▸ **Extracted material**:

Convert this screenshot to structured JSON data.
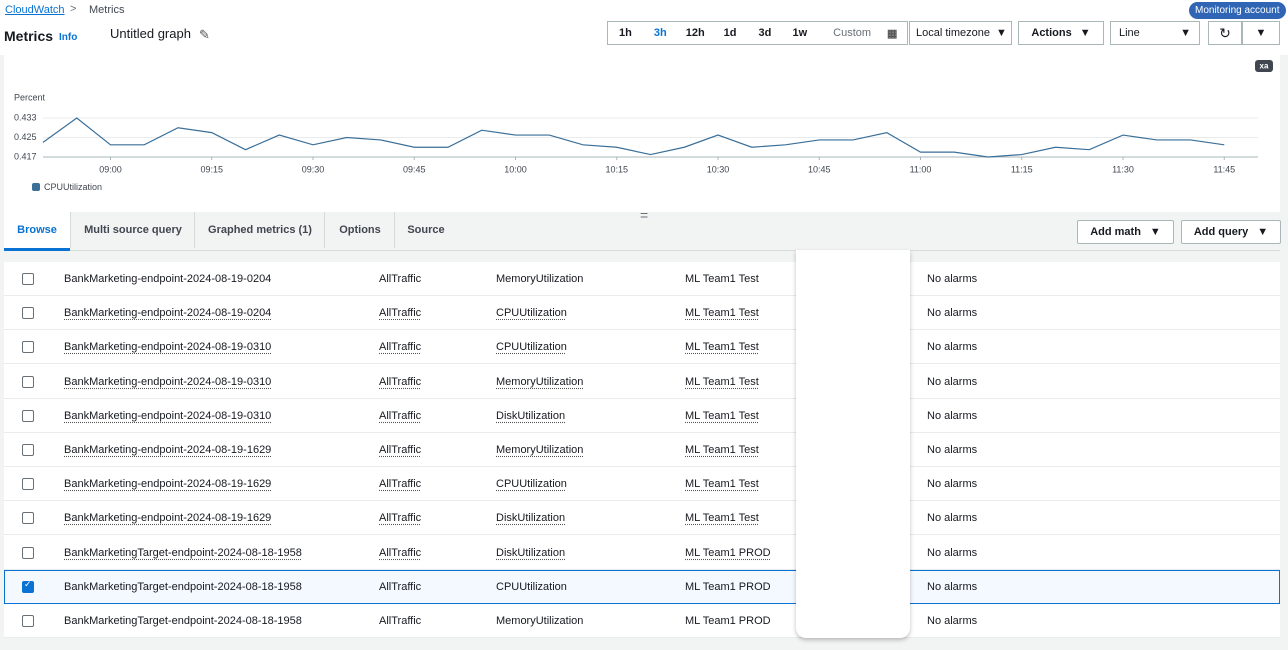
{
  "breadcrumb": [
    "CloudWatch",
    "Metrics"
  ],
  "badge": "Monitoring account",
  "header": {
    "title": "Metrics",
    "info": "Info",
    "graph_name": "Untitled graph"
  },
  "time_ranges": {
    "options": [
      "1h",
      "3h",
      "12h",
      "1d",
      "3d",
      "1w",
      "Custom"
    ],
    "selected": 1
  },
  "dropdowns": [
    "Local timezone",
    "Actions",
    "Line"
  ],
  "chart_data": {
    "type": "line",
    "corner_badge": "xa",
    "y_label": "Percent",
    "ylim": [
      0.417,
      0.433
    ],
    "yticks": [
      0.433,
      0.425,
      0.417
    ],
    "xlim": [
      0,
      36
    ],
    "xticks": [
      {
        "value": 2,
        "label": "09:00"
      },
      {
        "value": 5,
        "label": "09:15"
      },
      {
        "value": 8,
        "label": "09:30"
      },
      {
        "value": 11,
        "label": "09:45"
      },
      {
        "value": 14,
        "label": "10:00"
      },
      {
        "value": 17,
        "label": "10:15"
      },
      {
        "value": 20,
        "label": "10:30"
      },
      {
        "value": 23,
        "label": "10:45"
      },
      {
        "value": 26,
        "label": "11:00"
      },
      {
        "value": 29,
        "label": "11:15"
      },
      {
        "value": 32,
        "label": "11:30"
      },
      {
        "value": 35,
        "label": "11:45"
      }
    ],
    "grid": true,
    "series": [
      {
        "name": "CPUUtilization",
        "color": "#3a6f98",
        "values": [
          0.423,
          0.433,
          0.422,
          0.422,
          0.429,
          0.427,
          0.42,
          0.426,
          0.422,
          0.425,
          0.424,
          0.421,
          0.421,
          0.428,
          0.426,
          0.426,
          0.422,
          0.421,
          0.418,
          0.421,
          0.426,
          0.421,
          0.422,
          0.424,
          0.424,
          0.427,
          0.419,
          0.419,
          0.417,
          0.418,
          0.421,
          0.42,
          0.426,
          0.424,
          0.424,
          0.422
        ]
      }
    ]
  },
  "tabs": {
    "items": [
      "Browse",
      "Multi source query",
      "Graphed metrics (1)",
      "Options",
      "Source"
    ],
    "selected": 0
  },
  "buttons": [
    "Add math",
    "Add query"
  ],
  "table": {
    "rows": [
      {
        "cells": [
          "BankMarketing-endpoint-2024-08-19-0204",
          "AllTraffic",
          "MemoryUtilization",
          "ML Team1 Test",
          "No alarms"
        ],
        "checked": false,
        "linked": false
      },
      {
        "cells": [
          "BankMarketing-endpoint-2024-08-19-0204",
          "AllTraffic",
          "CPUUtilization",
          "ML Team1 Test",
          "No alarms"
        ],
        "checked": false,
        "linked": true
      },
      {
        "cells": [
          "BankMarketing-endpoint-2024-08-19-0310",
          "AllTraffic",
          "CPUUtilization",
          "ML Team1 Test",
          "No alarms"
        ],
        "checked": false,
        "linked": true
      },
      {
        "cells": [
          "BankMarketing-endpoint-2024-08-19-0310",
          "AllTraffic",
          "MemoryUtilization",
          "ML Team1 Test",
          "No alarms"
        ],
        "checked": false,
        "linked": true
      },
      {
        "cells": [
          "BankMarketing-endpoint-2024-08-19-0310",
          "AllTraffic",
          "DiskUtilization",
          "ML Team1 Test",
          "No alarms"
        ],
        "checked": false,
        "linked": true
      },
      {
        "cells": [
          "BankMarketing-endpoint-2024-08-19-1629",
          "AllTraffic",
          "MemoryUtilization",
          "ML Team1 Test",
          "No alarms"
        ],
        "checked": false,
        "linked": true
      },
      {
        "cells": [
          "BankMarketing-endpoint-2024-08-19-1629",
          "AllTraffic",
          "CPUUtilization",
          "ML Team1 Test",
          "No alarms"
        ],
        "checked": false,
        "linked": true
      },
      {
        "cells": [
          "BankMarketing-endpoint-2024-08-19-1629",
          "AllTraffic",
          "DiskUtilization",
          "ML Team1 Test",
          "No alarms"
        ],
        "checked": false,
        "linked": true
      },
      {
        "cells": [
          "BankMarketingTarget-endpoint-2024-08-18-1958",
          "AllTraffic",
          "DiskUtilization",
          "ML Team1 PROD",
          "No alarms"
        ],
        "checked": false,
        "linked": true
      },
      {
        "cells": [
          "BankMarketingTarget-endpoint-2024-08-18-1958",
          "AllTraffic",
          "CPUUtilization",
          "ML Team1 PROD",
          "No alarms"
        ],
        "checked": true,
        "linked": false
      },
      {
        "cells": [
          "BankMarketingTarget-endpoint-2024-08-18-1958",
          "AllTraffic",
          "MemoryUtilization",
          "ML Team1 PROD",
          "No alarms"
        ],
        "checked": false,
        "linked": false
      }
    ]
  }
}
---
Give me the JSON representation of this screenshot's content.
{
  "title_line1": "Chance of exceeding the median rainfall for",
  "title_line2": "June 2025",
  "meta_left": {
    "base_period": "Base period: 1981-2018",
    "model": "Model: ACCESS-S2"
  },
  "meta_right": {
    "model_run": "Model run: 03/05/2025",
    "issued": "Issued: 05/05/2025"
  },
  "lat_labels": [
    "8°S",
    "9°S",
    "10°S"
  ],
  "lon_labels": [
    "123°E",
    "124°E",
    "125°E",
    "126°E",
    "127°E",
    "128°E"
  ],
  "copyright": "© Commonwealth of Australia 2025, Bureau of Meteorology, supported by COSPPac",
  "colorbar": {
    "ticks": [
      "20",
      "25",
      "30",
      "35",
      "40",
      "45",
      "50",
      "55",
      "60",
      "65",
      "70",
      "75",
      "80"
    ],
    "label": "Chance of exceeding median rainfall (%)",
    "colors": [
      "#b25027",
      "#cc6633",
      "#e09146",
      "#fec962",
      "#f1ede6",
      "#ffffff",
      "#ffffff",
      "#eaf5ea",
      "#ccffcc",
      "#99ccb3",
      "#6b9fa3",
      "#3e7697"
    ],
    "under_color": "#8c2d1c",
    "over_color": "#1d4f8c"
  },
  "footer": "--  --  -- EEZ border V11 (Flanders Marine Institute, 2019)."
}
* * *
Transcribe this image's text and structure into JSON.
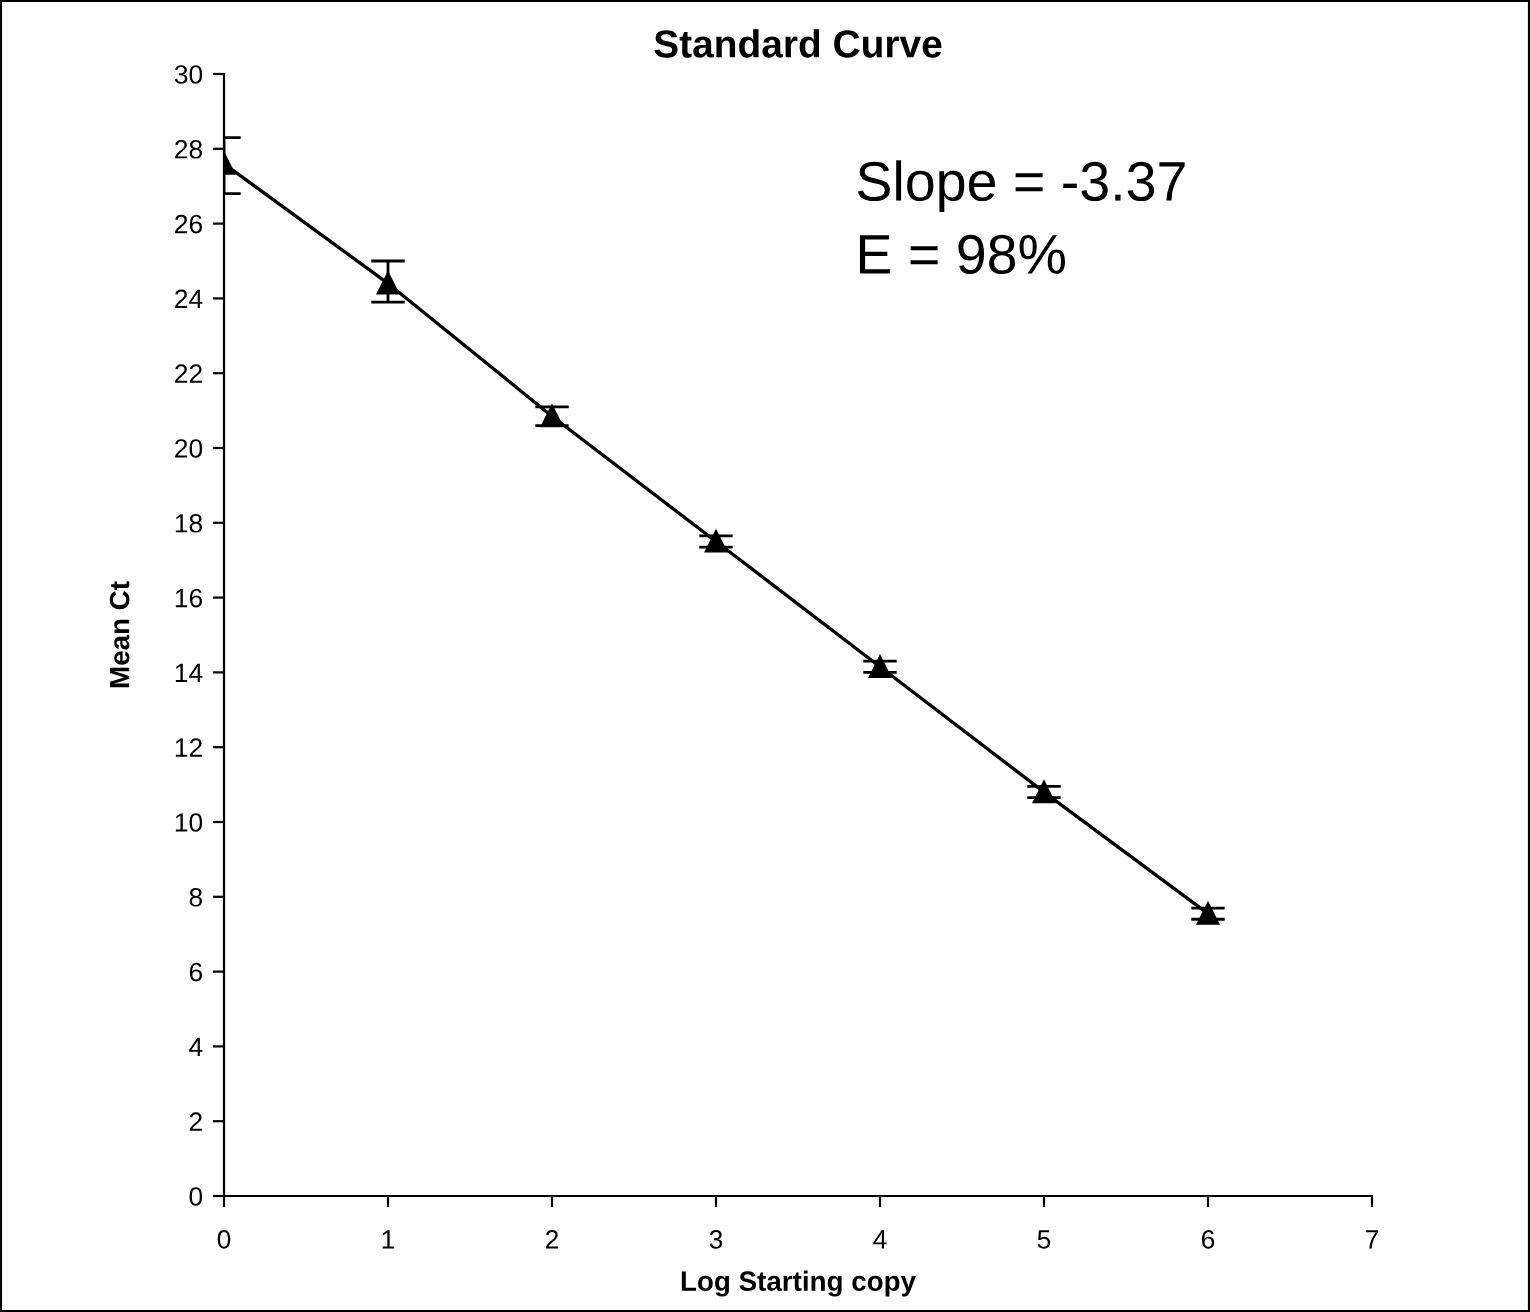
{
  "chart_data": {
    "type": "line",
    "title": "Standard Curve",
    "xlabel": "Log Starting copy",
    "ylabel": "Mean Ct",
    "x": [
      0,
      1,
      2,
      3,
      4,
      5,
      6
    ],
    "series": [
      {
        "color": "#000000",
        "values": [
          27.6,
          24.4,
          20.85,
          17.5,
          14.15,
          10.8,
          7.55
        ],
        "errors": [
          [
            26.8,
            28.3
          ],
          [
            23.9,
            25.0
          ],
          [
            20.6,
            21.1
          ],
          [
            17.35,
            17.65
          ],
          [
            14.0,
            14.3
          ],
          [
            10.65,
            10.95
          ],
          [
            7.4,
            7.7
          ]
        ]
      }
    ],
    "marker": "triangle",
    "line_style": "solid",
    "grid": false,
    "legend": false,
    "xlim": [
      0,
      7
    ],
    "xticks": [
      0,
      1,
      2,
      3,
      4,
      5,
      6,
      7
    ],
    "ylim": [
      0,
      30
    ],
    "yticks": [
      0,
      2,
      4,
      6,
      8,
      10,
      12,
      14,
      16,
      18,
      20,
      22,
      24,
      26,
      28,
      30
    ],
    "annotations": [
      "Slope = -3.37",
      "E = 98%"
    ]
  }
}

▸ **Short task**: Identify each line containing the string "Model" and copy it out.

▸ **Exercise solution**:
    "model": "Model: ACCESS-S2"
    "model_run": "Model run: 03/05/2025",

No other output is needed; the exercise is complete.